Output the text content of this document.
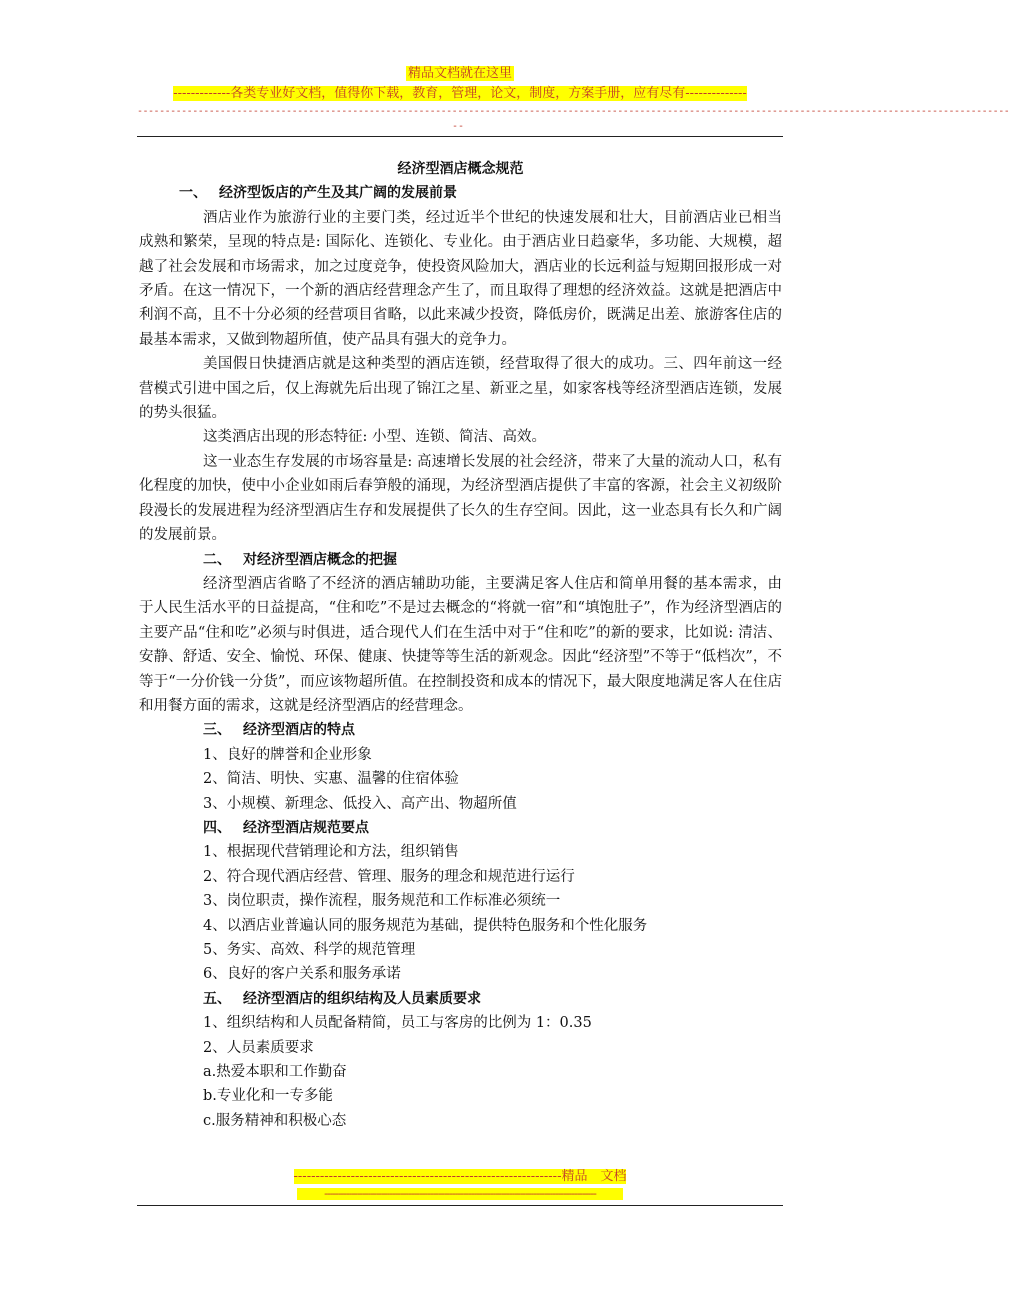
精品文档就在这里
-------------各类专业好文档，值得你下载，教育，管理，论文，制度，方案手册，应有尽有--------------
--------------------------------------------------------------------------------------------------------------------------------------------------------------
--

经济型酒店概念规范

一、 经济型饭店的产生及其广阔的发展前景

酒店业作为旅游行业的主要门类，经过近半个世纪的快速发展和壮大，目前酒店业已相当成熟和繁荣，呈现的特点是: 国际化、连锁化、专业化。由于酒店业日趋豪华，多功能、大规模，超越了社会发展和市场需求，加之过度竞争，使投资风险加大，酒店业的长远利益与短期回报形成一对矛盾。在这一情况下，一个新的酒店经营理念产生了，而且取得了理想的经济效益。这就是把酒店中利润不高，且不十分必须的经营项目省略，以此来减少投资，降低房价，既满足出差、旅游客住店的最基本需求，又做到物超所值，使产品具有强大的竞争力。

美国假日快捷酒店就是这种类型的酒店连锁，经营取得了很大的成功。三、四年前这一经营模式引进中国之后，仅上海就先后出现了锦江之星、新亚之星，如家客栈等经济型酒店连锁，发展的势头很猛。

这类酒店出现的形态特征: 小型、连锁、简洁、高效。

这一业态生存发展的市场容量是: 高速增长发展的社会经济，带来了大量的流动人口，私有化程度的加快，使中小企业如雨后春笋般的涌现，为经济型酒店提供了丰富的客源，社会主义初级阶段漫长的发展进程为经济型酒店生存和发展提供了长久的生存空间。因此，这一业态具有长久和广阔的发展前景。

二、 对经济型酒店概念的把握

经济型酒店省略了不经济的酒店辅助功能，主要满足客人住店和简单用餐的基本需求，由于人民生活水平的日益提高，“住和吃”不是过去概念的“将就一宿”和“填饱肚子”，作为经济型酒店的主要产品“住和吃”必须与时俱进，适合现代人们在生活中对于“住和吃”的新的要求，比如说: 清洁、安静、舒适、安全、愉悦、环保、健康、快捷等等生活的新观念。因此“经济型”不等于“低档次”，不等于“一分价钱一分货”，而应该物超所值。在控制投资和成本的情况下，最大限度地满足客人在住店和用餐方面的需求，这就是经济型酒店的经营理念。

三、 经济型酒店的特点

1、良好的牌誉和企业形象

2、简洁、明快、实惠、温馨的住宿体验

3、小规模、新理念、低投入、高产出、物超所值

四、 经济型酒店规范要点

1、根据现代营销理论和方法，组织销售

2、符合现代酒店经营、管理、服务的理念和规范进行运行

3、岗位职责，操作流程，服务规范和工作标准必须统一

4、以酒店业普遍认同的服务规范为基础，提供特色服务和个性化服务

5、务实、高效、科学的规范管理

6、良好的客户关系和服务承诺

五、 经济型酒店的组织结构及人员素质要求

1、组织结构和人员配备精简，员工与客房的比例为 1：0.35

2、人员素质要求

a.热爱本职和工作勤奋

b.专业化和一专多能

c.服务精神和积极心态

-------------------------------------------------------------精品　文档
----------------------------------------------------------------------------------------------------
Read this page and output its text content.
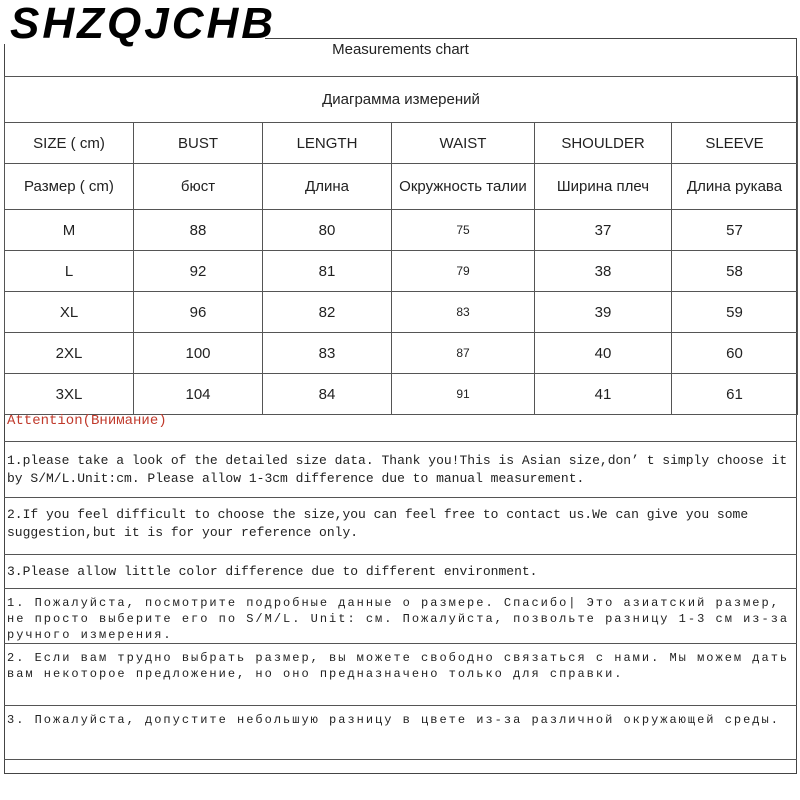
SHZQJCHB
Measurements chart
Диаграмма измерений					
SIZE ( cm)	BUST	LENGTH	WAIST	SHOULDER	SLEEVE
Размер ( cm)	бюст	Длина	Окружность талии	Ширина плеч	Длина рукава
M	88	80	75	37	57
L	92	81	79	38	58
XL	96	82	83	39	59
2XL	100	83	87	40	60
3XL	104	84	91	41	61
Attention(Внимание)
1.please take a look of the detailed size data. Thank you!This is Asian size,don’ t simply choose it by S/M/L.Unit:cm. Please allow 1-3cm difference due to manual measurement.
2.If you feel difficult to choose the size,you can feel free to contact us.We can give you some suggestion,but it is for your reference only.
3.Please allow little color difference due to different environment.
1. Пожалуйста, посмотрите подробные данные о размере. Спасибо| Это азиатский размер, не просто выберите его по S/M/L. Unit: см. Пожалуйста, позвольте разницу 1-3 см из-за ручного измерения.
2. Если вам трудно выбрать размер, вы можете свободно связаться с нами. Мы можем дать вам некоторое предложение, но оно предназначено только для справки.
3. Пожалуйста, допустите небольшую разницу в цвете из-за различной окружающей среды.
━━━━━━━━━━━━━━━━━━━━━━━━━━━━━━
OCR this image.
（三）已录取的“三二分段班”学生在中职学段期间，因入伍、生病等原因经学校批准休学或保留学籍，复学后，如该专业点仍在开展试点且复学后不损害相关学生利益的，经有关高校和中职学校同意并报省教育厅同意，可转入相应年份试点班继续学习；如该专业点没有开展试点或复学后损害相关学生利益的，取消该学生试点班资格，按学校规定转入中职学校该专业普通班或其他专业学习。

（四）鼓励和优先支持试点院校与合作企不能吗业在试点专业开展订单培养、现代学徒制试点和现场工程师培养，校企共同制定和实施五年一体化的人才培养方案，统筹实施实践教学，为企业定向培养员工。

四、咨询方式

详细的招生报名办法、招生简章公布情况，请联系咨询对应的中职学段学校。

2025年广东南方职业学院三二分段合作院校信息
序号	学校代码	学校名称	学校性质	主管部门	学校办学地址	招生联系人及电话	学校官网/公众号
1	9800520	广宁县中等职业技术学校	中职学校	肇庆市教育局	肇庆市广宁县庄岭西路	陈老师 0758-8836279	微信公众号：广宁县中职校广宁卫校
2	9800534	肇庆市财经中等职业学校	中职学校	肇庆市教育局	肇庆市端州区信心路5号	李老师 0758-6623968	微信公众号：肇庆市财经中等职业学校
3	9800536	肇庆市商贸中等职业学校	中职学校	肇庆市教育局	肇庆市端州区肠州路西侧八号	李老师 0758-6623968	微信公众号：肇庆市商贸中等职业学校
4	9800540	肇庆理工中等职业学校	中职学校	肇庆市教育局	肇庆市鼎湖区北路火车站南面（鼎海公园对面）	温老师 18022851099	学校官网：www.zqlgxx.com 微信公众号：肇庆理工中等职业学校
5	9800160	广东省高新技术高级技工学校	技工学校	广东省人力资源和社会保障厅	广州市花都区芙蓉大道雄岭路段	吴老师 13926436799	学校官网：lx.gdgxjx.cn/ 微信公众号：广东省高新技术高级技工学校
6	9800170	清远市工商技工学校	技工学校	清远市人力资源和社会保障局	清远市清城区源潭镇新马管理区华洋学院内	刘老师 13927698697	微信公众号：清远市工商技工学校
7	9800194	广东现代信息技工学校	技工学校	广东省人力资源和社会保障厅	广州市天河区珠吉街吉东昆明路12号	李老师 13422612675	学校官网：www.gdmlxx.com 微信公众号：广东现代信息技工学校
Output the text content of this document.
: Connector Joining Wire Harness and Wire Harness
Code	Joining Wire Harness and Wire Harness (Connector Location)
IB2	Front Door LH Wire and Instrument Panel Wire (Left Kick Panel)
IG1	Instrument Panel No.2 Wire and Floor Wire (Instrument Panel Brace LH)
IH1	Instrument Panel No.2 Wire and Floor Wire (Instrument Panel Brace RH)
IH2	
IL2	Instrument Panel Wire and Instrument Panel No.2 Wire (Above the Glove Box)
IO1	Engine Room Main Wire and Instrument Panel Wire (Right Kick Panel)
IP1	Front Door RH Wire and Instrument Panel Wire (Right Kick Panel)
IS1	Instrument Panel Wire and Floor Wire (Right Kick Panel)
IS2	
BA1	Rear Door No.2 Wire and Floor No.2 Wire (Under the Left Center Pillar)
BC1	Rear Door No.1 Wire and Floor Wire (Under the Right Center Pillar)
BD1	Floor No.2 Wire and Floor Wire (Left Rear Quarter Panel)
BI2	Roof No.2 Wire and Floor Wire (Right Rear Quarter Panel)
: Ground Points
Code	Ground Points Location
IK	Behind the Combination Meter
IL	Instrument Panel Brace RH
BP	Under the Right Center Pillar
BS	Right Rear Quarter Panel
━━━━━━━━━━━━━━━━━━━━━━━━━━━━━━
Check each line of the entries above for the word "allow". List the ones that have it.

1.please take a look of the detailed size data. Thank you!This is Asian size,don’ t simply choose it by S/M/L.Unit:cm. Please allow 1-3cm difference due to manual measurement.
3.Please allow little color difference due to different environment.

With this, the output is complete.